- **Aim**
Make an exact copy of the listing below.

--- BEGIN ---

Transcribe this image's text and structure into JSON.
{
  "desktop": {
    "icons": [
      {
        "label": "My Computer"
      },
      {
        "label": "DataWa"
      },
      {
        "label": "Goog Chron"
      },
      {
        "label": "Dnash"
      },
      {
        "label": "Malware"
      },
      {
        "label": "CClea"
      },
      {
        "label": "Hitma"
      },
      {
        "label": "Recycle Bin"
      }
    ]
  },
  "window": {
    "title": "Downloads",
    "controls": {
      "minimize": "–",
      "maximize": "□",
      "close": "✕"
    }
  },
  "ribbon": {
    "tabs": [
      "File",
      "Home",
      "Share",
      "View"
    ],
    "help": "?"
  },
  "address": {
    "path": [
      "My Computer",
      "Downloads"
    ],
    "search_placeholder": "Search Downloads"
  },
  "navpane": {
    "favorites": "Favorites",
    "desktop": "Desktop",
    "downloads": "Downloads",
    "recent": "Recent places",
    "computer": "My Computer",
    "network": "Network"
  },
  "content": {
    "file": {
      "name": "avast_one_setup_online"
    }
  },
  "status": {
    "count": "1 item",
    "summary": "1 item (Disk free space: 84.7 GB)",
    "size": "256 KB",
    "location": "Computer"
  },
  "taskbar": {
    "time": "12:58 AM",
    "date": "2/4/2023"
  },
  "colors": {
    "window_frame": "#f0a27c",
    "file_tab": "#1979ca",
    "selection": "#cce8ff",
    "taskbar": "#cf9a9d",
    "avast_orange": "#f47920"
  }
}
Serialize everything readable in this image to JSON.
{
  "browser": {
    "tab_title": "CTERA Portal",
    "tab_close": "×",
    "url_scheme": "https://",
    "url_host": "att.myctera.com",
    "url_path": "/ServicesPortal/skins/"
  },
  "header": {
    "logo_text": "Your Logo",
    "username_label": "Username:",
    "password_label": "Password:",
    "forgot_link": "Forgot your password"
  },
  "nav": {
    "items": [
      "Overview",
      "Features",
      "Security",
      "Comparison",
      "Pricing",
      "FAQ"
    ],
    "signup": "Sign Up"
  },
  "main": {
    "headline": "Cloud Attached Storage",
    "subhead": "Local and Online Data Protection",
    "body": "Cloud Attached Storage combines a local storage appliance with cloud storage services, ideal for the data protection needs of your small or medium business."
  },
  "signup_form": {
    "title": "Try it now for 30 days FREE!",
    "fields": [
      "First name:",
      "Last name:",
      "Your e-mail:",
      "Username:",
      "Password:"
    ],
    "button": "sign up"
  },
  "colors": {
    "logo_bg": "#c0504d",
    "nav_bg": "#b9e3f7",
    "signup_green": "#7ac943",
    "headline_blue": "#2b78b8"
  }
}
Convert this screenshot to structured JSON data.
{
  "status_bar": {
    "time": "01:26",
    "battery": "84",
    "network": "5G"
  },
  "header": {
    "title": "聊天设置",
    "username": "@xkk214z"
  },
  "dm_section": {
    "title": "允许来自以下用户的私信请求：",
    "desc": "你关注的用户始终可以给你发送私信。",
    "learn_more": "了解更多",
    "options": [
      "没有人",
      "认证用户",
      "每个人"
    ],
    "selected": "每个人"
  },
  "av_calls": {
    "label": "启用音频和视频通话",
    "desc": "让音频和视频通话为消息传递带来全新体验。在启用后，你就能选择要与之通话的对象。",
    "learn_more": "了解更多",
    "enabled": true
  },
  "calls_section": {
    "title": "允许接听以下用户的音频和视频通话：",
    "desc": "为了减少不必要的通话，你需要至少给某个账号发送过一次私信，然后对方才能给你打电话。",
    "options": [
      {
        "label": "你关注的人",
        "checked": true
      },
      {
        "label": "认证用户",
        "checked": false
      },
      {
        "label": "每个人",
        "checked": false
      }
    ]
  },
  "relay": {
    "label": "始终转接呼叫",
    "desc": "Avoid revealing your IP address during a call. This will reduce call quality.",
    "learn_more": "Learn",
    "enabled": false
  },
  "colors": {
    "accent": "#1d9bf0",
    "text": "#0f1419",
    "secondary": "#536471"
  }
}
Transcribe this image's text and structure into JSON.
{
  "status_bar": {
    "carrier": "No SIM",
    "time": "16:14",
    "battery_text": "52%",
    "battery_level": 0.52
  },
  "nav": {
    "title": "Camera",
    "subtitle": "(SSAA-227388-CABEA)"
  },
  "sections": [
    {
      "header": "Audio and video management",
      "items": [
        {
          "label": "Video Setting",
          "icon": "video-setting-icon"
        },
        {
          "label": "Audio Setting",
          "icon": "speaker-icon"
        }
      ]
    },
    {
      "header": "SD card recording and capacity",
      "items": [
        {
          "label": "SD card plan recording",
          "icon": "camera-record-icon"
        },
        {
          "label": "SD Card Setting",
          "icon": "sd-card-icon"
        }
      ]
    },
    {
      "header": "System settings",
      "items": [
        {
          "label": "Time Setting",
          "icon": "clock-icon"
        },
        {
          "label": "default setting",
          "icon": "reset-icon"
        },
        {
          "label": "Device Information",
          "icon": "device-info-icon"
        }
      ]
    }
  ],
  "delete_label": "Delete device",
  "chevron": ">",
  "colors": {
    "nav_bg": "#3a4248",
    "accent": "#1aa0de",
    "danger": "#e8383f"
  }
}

--- END ---

- **Solution for this task**
Transcribe this image's text and structure into JSON.
{
  "desktop": {
    "icons": [
      {
        "label": "My Computer"
      },
      {
        "label": "DataWa"
      },
      {
        "label": "Goog Chron"
      },
      {
        "label": "Dnash"
      },
      {
        "label": "Malware"
      },
      {
        "label": "CClea"
      },
      {
        "label": "Hitma"
      },
      {
        "label": "Recycle Bin"
      }
    ]
  },
  "window": {
    "title": "Downloads",
    "controls": {
      "minimize": "–",
      "maximize": "□",
      "close": "✕"
    }
  },
  "ribbon": {
    "tabs": [
      "File",
      "Home",
      "Share",
      "View"
    ],
    "help": "?"
  },
  "address": {
    "path": [
      "My Computer",
      "Downloads"
    ],
    "search_placeholder": "Search Downloads"
  },
  "navpane": {
    "favorites": "Favorites",
    "desktop": "Desktop",
    "downloads": "Downloads",
    "recent": "Recent places",
    "computer": "My Computer",
    "network": "Network"
  },
  "content": {
    "file": {
      "name": "avast_one_setup_online"
    }
  },
  "status": {
    "count": "1 item",
    "summary": "1 item (Disk free space: 84.7 GB)",
    "size": "256 KB",
    "location": "Computer"
  },
  "taskbar": {
    "time": "12:58 AM",
    "date": "2/4/2023"
  },
  "colors": {
    "window_frame": "#f0a27c",
    "file_tab": "#1979ca",
    "selection": "#cce8ff",
    "taskbar": "#cf9a9d",
    "avast_orange": "#f47920"
  }
}
Serialize everything readable in this image to JSON.
{
  "browser": {
    "tab_title": "CTERA Portal",
    "tab_close": "×",
    "url_scheme": "https://",
    "url_host": "att.myctera.com",
    "url_path": "/ServicesPortal/skins/"
  },
  "header": {
    "logo_text": "Your Logo",
    "username_label": "Username:",
    "password_label": "Password:",
    "forgot_link": "Forgot your password"
  },
  "nav": {
    "items": [
      "Overview",
      "Features",
      "Security",
      "Comparison",
      "Pricing",
      "FAQ"
    ],
    "signup": "Sign Up"
  },
  "main": {
    "headline": "Cloud Attached Storage",
    "subhead": "Local and Online Data Protection",
    "body": "Cloud Attached Storage combines a local storage appliance with cloud storage services, ideal for the data protection needs of your small or medium business."
  },
  "signup_form": {
    "title": "Try it now for 30 days FREE!",
    "fields": [
      "First name:",
      "Last name:",
      "Your e-mail:",
      "Username:",
      "Password:"
    ],
    "button": "sign up"
  },
  "colors": {
    "logo_bg": "#c0504d",
    "nav_bg": "#b9e3f7",
    "signup_green": "#7ac943",
    "headline_blue": "#2b78b8"
  }
}
Convert this screenshot to structured JSON data.
{
  "status_bar": {
    "time": "01:26",
    "battery": "84",
    "network": "5G"
  },
  "header": {
    "title": "聊天设置",
    "username": "@xkk214z"
  },
  "dm_section": {
    "title": "允许来自以下用户的私信请求：",
    "desc": "你关注的用户始终可以给你发送私信。",
    "learn_more": "了解更多",
    "options": [
      "没有人",
      "认证用户",
      "每个人"
    ],
    "selected": "每个人"
  },
  "av_calls": {
    "label": "启用音频和视频通话",
    "desc": "让音频和视频通话为消息传递带来全新体验。在启用后，你就能选择要与之通话的对象。",
    "learn_more": "了解更多",
    "enabled": true
  },
  "calls_section": {
    "title": "允许接听以下用户的音频和视频通话：",
    "desc": "为了减少不必要的通话，你需要至少给某个账号发送过一次私信，然后对方才能给你打电话。",
    "options": [
      {
        "label": "你关注的人",
        "checked": true
      },
      {
        "label": "认证用户",
        "checked": false
      },
      {
        "label": "每个人",
        "checked": false
      }
    ]
  },
  "relay": {
    "label": "始终转接呼叫",
    "desc": "Avoid revealing your IP address during a call. This will reduce call quality.",
    "learn_more": "Learn",
    "enabled": false
  },
  "colors": {
    "accent": "#1d9bf0",
    "text": "#0f1419",
    "secondary": "#536471"
  }
}
Transcribe this image's text and structure into JSON.
{
  "status_bar": {
    "carrier": "No SIM",
    "time": "16:14",
    "battery_text": "52%",
    "battery_level": 0.52
  },
  "nav": {
    "title": "Camera",
    "subtitle": "(SSAA-227388-CABEA)"
  },
  "sections": [
    {
      "header": "Audio and video management",
      "items": [
        {
          "label": "Video Setting",
          "icon": "video-setting-icon"
        },
        {
          "label": "Audio Setting",
          "icon": "speaker-icon"
        }
      ]
    },
    {
      "header": "SD card recording and capacity",
      "items": [
        {
          "label": "SD card plan recording",
          "icon": "camera-record-icon"
        },
        {
          "label": "SD Card Setting",
          "icon": "sd-card-icon"
        }
      ]
    },
    {
      "header": "System settings",
      "items": [
        {
          "label": "Time Setting",
          "icon": "clock-icon"
        },
        {
          "label": "default setting",
          "icon": "reset-icon"
        },
        {
          "label": "Device Information",
          "icon": "device-info-icon"
        }
      ]
    }
  ],
  "delete_label": "Delete device",
  "chevron": ">",
  "colors": {
    "nav_bg": "#3a4248",
    "accent": "#1aa0de",
    "danger": "#e8383f"
  }
}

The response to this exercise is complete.